◆ **Instructions to follow**: Locate the word "score" in the data below, then copy every line that holds it.

◆ **Structured figure records**:
============

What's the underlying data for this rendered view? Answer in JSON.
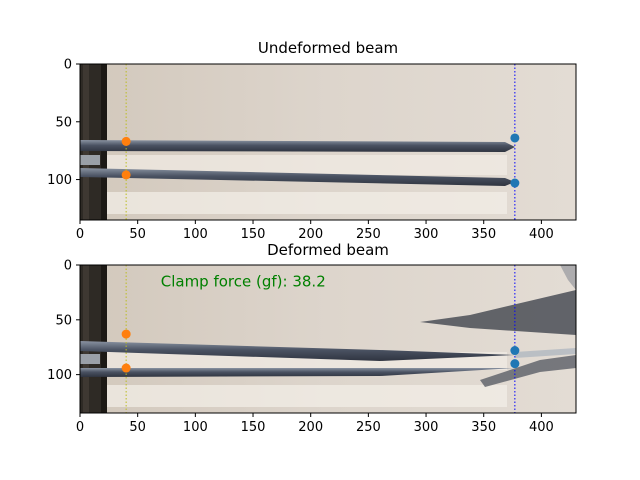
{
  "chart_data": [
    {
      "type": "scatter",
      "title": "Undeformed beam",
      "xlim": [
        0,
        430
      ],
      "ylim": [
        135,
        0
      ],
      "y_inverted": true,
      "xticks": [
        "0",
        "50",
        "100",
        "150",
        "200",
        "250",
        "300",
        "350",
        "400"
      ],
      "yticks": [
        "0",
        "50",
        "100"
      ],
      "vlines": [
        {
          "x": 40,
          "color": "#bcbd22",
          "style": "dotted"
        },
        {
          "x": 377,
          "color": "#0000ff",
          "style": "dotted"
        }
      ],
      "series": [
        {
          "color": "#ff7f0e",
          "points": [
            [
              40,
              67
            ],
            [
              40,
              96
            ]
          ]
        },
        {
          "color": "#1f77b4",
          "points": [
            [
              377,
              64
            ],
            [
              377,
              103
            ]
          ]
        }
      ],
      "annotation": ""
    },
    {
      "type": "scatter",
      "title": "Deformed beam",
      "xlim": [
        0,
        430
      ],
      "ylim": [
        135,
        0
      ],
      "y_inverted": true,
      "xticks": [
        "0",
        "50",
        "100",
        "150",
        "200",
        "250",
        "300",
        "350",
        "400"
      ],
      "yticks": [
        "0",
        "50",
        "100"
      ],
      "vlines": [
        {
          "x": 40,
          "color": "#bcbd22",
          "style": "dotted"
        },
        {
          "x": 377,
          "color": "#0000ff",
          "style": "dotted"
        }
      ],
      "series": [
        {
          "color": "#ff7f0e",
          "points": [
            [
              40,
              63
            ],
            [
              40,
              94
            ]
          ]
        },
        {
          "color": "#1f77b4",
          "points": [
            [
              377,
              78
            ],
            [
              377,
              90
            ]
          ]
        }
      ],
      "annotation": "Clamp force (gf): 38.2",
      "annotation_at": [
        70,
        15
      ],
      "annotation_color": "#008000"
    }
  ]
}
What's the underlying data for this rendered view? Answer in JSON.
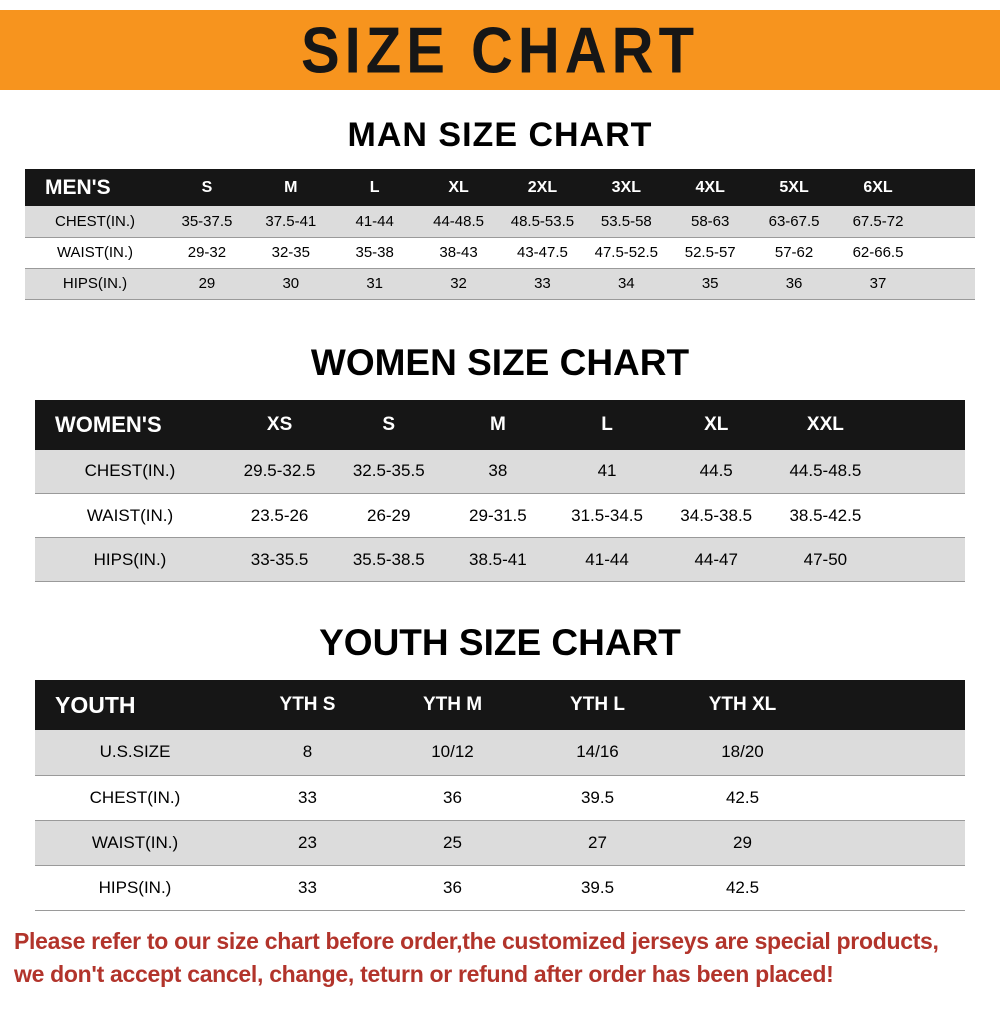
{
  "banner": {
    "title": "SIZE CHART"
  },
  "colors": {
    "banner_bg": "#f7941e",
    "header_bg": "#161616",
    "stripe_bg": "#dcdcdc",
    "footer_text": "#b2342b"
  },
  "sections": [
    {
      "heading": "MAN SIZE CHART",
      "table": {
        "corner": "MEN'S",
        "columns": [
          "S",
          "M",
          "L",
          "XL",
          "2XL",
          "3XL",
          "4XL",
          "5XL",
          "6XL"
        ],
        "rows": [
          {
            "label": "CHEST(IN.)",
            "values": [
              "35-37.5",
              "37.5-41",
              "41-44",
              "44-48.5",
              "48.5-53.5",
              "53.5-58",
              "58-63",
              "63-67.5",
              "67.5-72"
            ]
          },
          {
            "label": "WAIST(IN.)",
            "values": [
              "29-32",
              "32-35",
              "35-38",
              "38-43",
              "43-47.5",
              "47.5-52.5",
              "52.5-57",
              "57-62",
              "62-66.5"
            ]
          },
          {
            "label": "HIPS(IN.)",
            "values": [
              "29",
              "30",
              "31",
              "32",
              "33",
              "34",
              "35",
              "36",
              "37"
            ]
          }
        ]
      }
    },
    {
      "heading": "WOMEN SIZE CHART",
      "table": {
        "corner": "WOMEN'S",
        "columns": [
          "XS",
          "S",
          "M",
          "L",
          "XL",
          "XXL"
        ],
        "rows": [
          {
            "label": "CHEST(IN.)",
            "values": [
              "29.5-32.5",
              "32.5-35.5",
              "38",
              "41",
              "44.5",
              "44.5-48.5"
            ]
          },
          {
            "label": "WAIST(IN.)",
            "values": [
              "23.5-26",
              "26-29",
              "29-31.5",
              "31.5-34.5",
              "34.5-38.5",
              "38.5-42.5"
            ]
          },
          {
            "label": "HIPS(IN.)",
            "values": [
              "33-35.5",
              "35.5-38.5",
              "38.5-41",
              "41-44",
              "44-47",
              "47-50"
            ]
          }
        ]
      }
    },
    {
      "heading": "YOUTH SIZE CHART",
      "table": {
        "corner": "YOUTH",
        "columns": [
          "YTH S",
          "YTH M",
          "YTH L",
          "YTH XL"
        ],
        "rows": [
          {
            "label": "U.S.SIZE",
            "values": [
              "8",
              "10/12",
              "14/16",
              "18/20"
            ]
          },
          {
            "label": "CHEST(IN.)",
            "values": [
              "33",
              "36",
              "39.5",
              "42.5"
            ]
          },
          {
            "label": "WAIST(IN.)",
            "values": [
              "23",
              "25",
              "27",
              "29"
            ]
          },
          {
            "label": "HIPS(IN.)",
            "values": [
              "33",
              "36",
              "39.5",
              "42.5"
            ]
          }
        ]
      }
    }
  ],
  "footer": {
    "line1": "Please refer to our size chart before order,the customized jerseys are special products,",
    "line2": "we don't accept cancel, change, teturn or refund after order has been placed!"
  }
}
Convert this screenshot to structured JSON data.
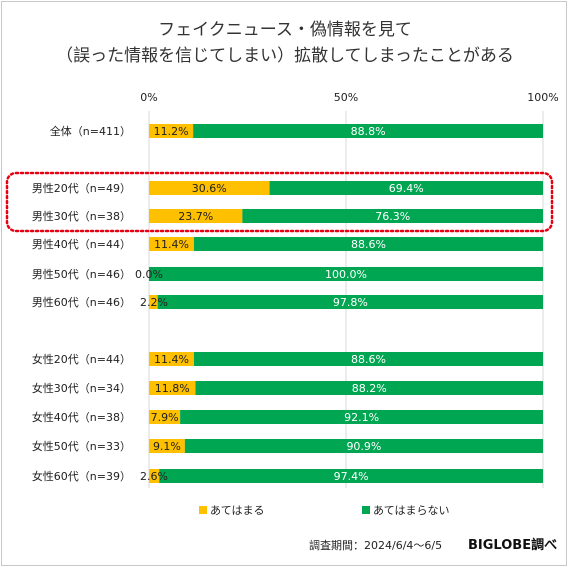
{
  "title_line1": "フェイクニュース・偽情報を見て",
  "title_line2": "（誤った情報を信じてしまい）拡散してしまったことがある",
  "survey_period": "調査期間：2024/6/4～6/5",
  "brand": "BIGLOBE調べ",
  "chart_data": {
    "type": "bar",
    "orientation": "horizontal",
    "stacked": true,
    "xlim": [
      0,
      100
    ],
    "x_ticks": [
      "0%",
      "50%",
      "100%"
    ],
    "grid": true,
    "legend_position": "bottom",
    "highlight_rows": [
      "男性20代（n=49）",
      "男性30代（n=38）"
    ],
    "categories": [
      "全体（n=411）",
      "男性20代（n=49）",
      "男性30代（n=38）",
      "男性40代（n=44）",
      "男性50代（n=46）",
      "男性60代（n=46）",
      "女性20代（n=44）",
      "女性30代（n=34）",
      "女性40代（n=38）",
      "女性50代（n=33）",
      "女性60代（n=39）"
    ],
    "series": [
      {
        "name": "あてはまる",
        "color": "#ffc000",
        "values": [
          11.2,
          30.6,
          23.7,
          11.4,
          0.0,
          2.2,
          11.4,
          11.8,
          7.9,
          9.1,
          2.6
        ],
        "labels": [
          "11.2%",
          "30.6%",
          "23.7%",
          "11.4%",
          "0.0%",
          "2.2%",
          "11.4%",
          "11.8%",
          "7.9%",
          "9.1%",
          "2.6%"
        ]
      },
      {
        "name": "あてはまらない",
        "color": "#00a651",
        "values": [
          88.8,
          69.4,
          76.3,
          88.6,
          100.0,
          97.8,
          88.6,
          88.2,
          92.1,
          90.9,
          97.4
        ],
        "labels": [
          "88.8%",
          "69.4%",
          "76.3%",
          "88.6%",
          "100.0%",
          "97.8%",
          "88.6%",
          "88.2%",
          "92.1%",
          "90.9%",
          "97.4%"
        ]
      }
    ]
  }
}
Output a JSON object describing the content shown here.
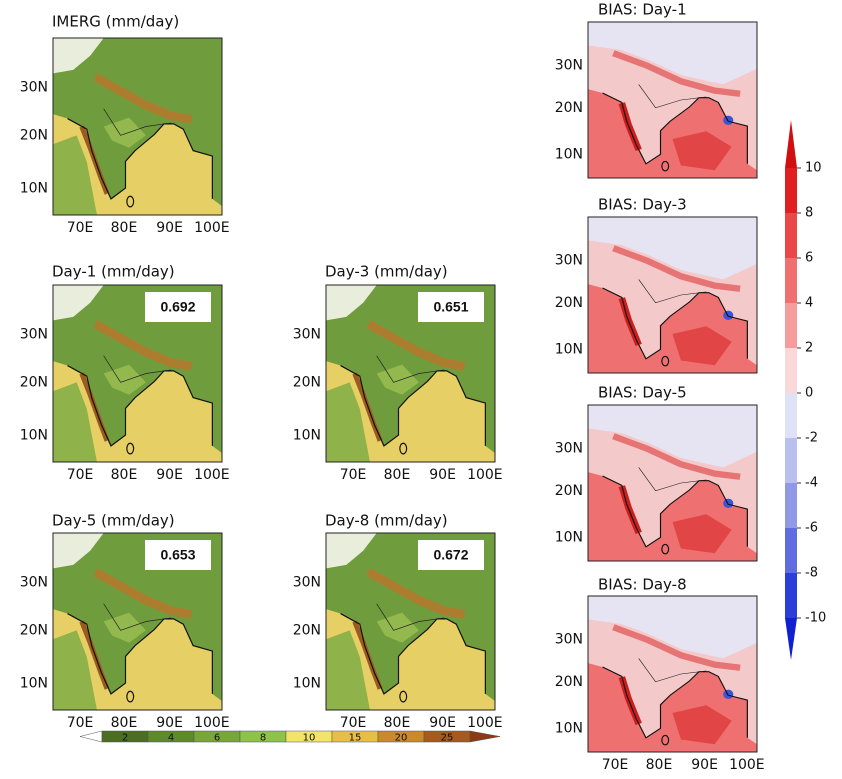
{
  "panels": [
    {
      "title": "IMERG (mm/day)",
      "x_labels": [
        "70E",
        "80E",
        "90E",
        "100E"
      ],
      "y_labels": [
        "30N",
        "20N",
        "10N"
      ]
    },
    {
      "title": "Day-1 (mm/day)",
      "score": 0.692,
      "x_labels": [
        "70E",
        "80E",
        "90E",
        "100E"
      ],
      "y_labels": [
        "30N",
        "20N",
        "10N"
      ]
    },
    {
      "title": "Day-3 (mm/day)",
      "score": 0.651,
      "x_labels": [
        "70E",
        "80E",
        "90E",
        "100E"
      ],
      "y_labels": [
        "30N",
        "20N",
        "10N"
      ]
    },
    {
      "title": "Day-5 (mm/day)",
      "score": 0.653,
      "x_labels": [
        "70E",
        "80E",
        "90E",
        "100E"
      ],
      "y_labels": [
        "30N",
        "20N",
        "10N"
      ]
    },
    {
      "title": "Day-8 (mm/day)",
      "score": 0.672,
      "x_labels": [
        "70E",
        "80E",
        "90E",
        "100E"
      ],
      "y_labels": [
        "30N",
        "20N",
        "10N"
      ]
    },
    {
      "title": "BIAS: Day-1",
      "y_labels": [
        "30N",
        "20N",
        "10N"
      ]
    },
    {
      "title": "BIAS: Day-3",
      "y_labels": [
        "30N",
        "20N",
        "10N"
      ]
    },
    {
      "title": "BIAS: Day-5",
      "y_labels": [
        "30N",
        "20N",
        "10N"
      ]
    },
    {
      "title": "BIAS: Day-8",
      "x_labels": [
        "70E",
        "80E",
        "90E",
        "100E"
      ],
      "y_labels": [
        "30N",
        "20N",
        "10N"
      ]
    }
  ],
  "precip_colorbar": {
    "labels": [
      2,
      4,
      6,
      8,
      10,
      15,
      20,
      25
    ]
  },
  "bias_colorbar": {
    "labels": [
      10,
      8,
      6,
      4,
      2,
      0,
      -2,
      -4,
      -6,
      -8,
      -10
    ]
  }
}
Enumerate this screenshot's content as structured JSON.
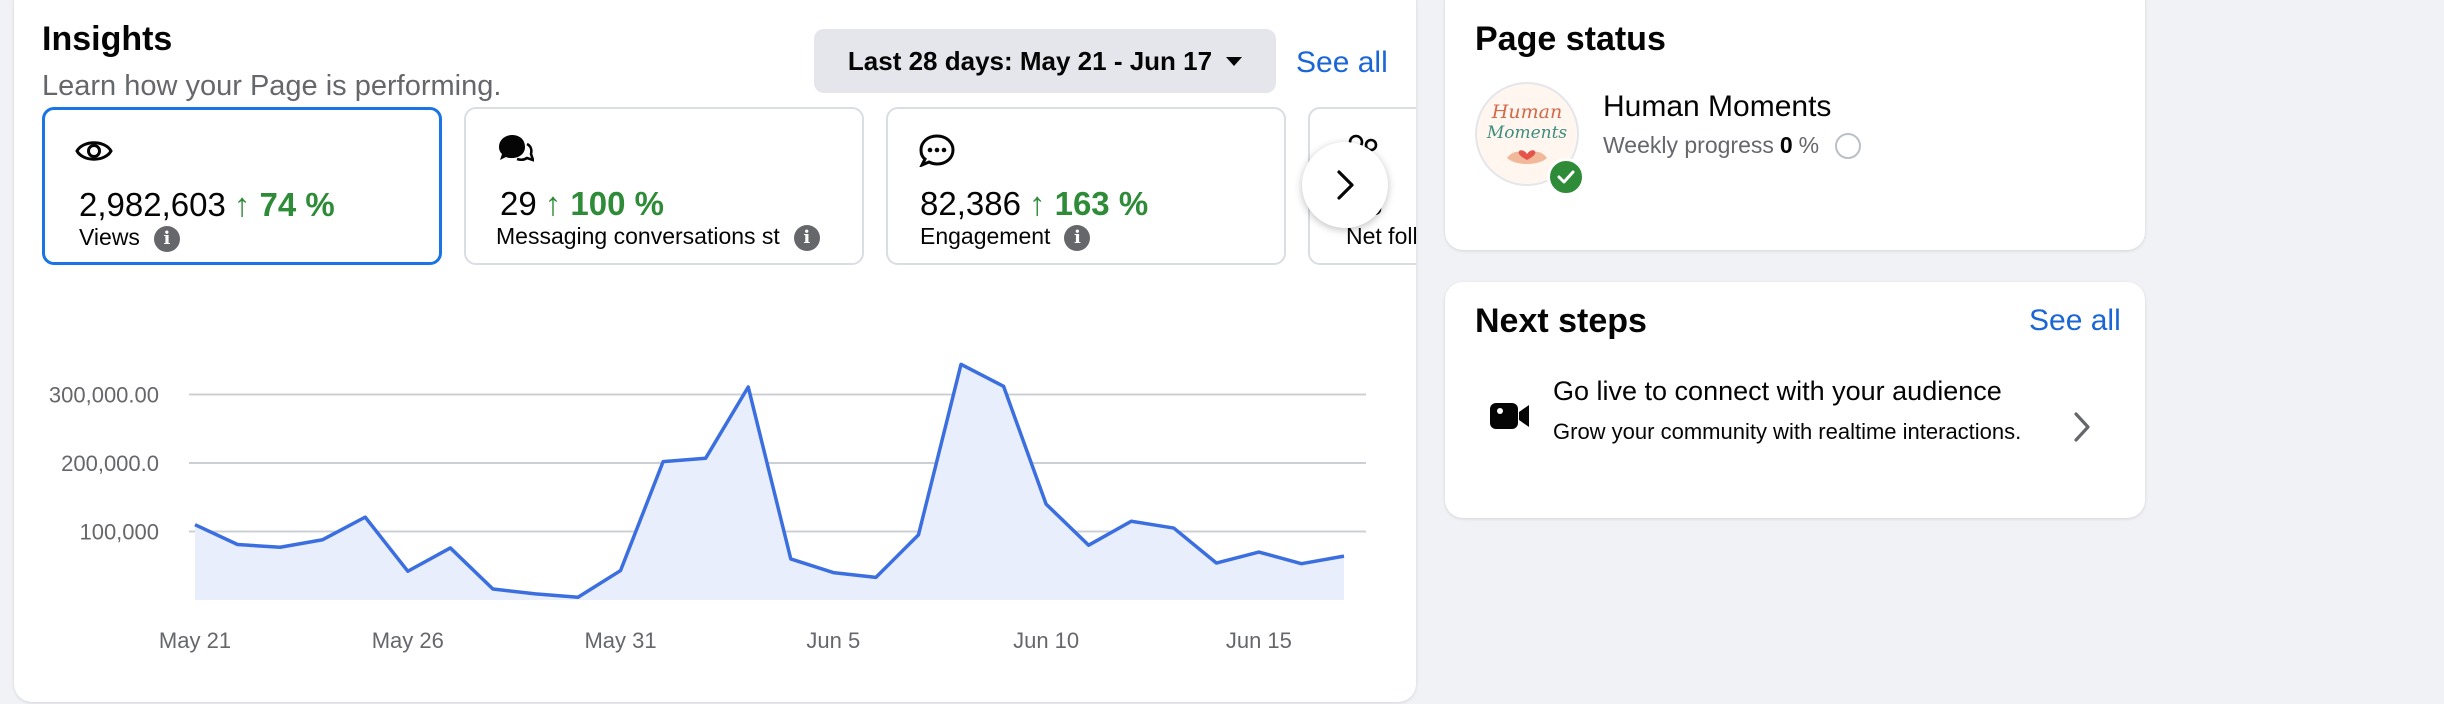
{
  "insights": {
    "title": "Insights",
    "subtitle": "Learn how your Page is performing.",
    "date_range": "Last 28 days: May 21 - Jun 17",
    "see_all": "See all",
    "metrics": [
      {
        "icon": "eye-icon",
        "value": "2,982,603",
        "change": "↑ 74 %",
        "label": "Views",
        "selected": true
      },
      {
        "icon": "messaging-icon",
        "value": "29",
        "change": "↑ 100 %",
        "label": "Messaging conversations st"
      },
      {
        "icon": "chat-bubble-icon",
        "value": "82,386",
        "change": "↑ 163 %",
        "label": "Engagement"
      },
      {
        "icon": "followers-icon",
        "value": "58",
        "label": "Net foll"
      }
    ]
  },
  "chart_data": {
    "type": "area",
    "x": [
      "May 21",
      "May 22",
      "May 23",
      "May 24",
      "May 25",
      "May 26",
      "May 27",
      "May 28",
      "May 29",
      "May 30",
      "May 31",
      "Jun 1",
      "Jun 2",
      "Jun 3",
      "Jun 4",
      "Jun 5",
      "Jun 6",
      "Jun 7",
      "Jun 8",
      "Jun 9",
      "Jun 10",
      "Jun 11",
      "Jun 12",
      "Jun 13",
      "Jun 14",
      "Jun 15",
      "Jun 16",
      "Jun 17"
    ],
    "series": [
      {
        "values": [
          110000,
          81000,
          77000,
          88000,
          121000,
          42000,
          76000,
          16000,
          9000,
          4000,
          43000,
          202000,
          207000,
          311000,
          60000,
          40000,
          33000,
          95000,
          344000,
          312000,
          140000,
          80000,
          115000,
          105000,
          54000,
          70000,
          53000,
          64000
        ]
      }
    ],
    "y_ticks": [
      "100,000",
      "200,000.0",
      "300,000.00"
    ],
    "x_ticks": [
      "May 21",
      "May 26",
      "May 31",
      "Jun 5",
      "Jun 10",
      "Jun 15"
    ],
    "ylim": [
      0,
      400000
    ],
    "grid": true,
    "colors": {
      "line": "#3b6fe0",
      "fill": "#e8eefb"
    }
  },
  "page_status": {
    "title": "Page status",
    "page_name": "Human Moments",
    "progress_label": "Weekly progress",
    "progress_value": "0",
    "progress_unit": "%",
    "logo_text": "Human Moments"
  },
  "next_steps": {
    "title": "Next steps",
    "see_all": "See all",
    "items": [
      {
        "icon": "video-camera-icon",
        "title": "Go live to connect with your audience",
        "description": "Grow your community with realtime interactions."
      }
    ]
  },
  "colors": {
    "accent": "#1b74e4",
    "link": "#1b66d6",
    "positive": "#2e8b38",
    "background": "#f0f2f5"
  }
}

============

◆ **Exercise result**:
      "score": 0.692,
      "score": 0.651,
      "score": 0.653,
      "score": 0.672,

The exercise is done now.